» **EXERCISE PROMPT**
Carry none of the pictures over; write out the complete data exactly.
-- begin GIVEN INFORMATION --
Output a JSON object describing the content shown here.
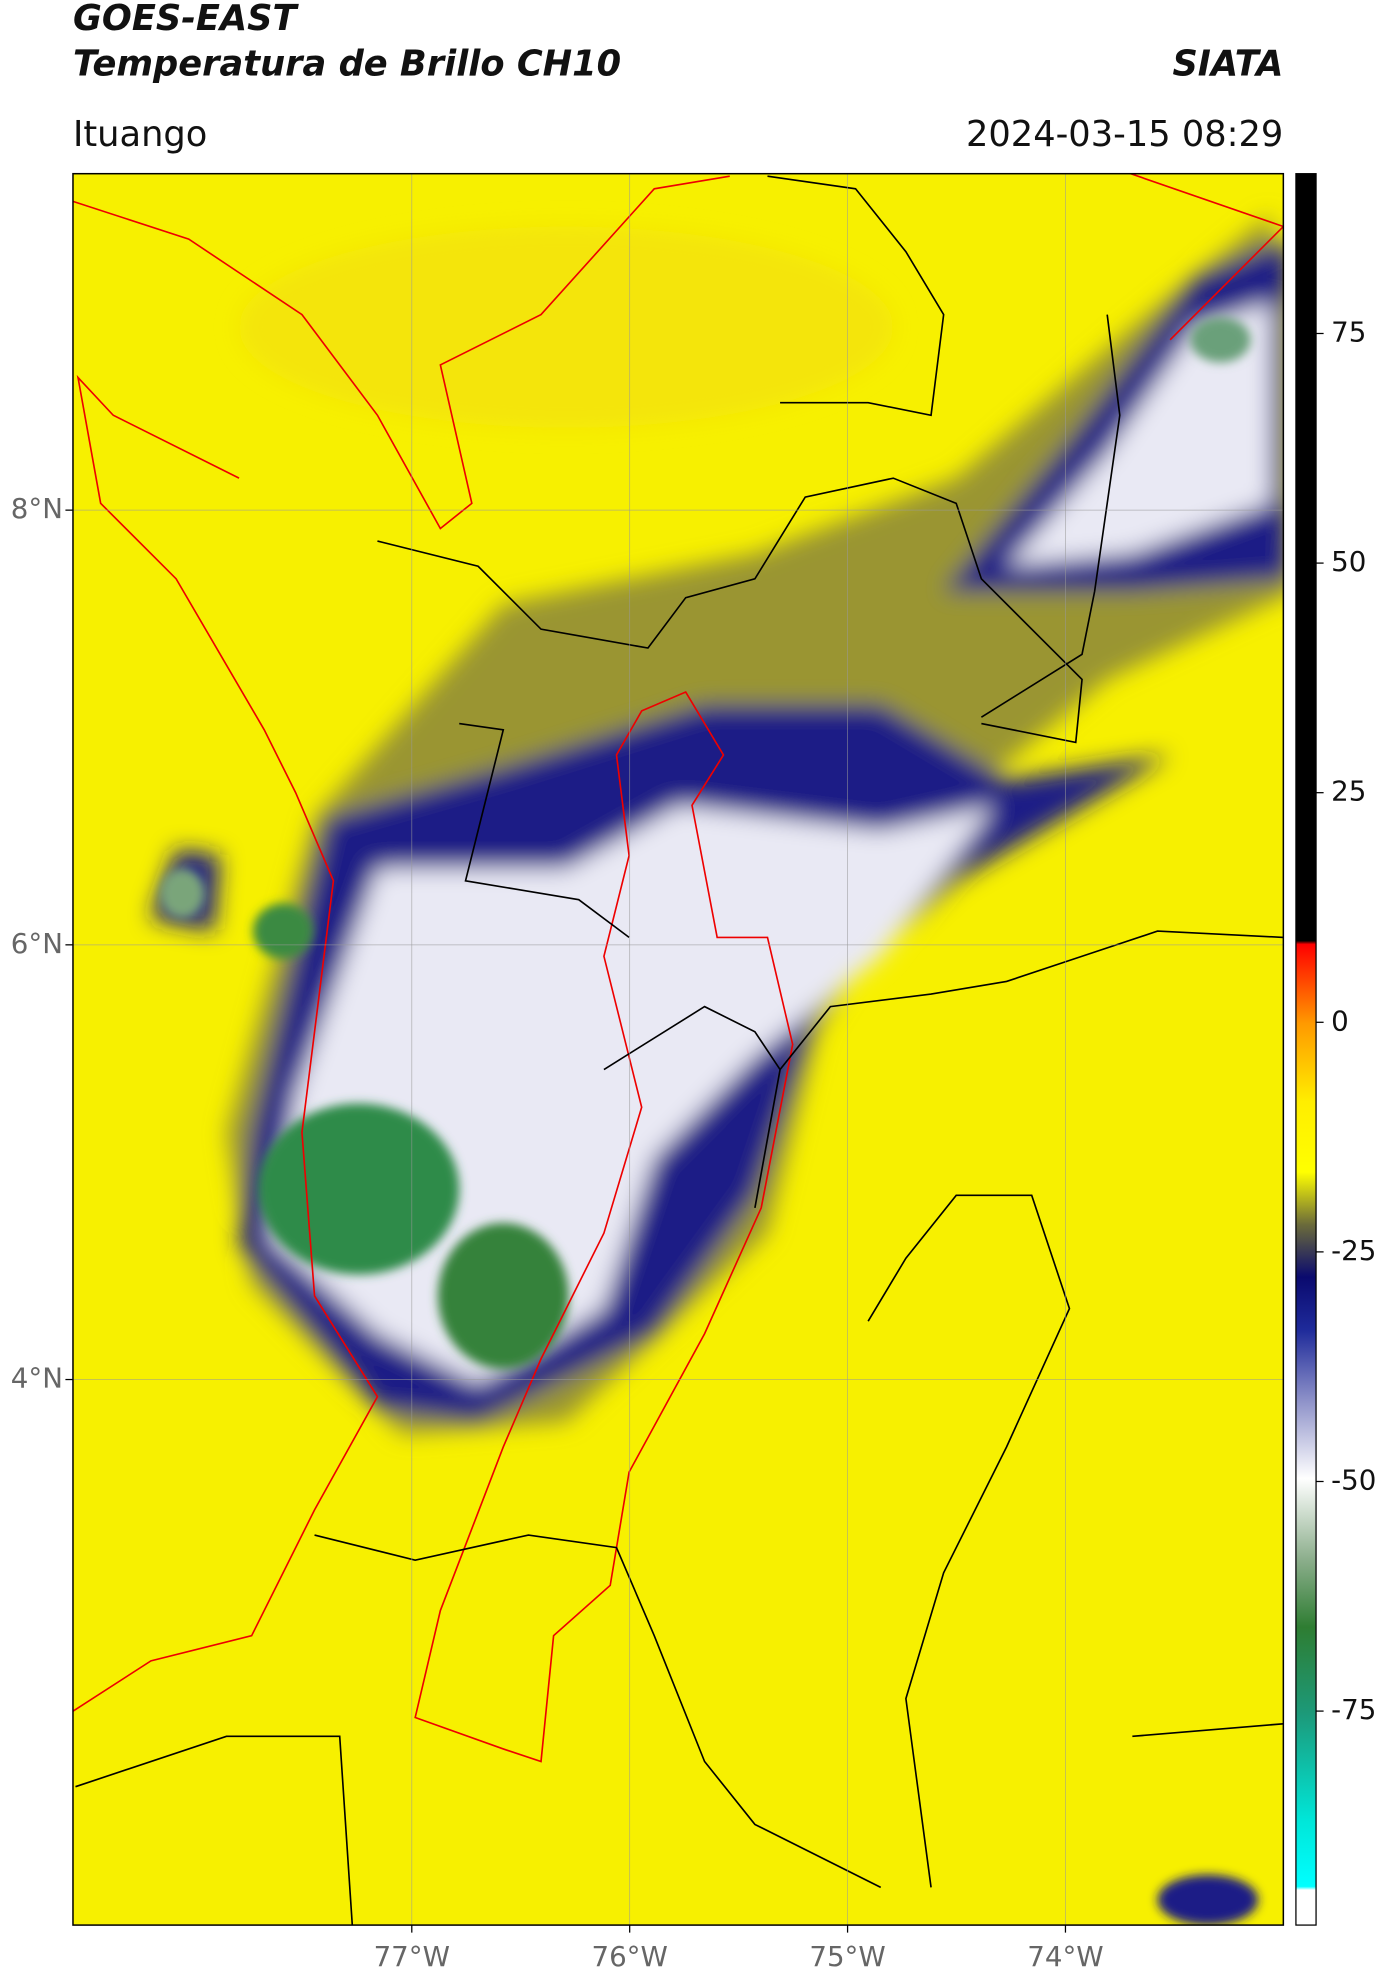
{
  "title": "GOES-EAST",
  "subtitle": "Temperatura de Brillo CH10",
  "brand": "SIATA",
  "region": "Ituango",
  "timestamp": "2024-03-15 08:29",
  "map": {
    "xlim": [
      -78.555,
      -73.0
    ],
    "ylim": [
      1.49,
      9.548
    ],
    "xticks": [
      {
        "value": -77,
        "label": "77°W"
      },
      {
        "value": -76,
        "label": "76°W"
      },
      {
        "value": -75,
        "label": "75°W"
      },
      {
        "value": -74,
        "label": "74°W"
      }
    ],
    "yticks": [
      {
        "value": 8,
        "label": "8°N"
      },
      {
        "value": 6,
        "label": "6°N"
      },
      {
        "value": 4,
        "label": "4°N"
      }
    ],
    "grid": true
  },
  "colorbar": {
    "lim": [
      -98.3,
      92.4
    ],
    "ticks": [
      75,
      50,
      25,
      0,
      -25,
      -50,
      -75
    ]
  }
}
-- end GIVEN INFORMATION --
» **THE RESPONSE**
Output a JSON object describing the content shown here.
{
  "title": "GOES-EAST",
  "subtitle": "Temperatura de Brillo CH10",
  "brand": "SIATA",
  "region": "Ituango",
  "timestamp": "2024-03-15 08:29",
  "map": {
    "xlim": [
      -78.555,
      -73.0
    ],
    "ylim": [
      1.49,
      9.548
    ],
    "xticks": [
      {
        "value": -77,
        "label": "77°W"
      },
      {
        "value": -76,
        "label": "76°W"
      },
      {
        "value": -75,
        "label": "75°W"
      },
      {
        "value": -74,
        "label": "74°W"
      }
    ],
    "yticks": [
      {
        "value": 8,
        "label": "8°N"
      },
      {
        "value": 6,
        "label": "6°N"
      },
      {
        "value": 4,
        "label": "4°N"
      }
    ],
    "grid": true
  },
  "colorbar": {
    "lim": [
      -98.3,
      92.4
    ],
    "ticks": [
      75,
      50,
      25,
      0,
      -25,
      -50,
      -75
    ]
  }
}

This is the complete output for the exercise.